• PROBLEM TO WORK ON:
How many of the lines below hold the string "Oncology"? Say only the number.

• EXCERPTED DATA:
+ + + +
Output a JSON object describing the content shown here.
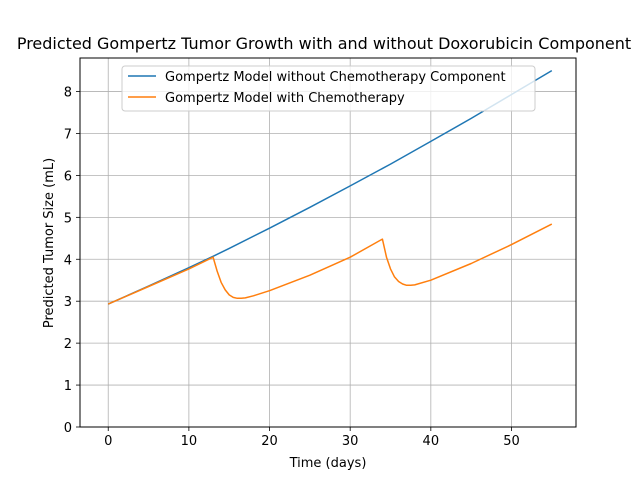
{
  "chart_data": {
    "type": "line",
    "title": "Predicted Gompertz Tumor Growth with and without Doxorubicin Component",
    "xlabel": "Time (days)",
    "ylabel": "Predicted Tumor Size (mL)",
    "xlim": [
      -3.5,
      58
    ],
    "ylim": [
      0,
      8.8
    ],
    "xticks": [
      0,
      10,
      20,
      30,
      40,
      50
    ],
    "yticks": [
      0,
      1,
      2,
      3,
      4,
      5,
      6,
      7,
      8
    ],
    "grid": true,
    "legend_position": "top-center",
    "series": [
      {
        "name": "Gompertz Model without Chemotherapy Component",
        "color": "#1f77b4",
        "x": [
          0,
          5,
          10,
          13,
          15,
          20,
          25,
          30,
          35,
          40,
          45,
          50,
          55
        ],
        "y": [
          2.93,
          3.36,
          3.8,
          4.07,
          4.26,
          4.74,
          5.24,
          5.75,
          6.27,
          6.81,
          7.36,
          7.93,
          8.5
        ]
      },
      {
        "name": "Gompertz Model with Chemotherapy",
        "color": "#ff7f0e",
        "x": [
          0,
          5,
          10,
          13,
          13.5,
          14,
          14.5,
          15,
          15.5,
          16,
          16.5,
          17,
          18,
          20,
          25,
          30,
          34,
          34.5,
          35,
          35.5,
          36,
          36.5,
          37,
          37.5,
          38,
          40,
          45,
          50,
          55
        ],
        "y": [
          2.93,
          3.35,
          3.77,
          4.05,
          3.72,
          3.45,
          3.27,
          3.15,
          3.09,
          3.07,
          3.07,
          3.08,
          3.13,
          3.25,
          3.62,
          4.05,
          4.48,
          4.05,
          3.77,
          3.58,
          3.47,
          3.41,
          3.38,
          3.38,
          3.39,
          3.5,
          3.9,
          4.35,
          4.84
        ]
      }
    ]
  }
}
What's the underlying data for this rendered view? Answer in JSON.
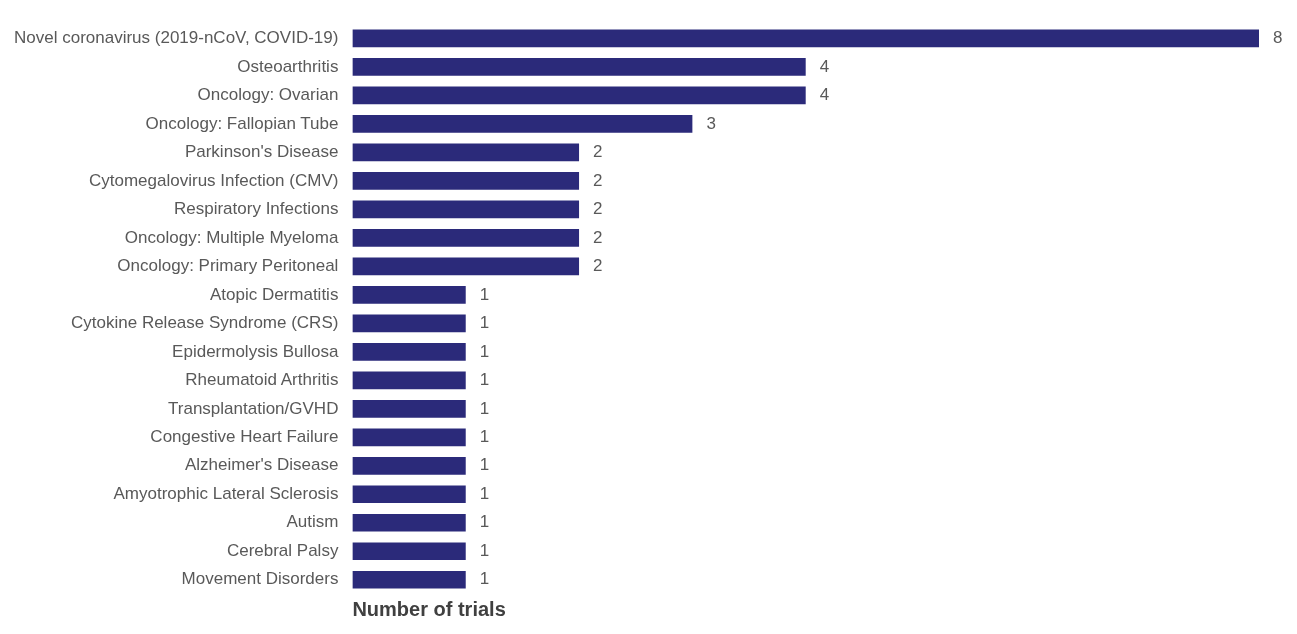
{
  "chart_data": {
    "type": "bar",
    "orientation": "horizontal",
    "xlabel": "Number of trials",
    "categories": [
      "Novel coronavirus (2019-nCoV, COVID-19)",
      "Osteoarthritis",
      "Oncology: Ovarian",
      "Oncology: Fallopian Tube",
      "Parkinson's Disease",
      "Cytomegalovirus Infection (CMV)",
      "Respiratory Infections",
      "Oncology: Multiple Myeloma",
      "Oncology: Primary Peritoneal",
      "Atopic Dermatitis",
      "Cytokine Release Syndrome (CRS)",
      "Epidermolysis Bullosa",
      "Rheumatoid Arthritis",
      "Transplantation/GVHD",
      "Congestive Heart Failure",
      "Alzheimer's Disease",
      "Amyotrophic Lateral Sclerosis",
      "Autism",
      "Cerebral Palsy",
      "Movement Disorders"
    ],
    "values": [
      8,
      4,
      4,
      3,
      2,
      2,
      2,
      2,
      2,
      1,
      1,
      1,
      1,
      1,
      1,
      1,
      1,
      1,
      1,
      1
    ],
    "color": "#2b2a7a",
    "xlim": [
      0,
      8
    ],
    "data_labels": true,
    "grid": false,
    "legend": false,
    "tick_labels": "y"
  }
}
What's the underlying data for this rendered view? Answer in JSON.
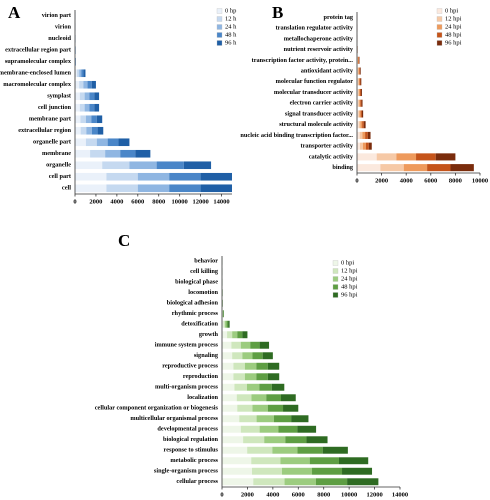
+ + + +
• SOLUTION TO THIS TASK:
4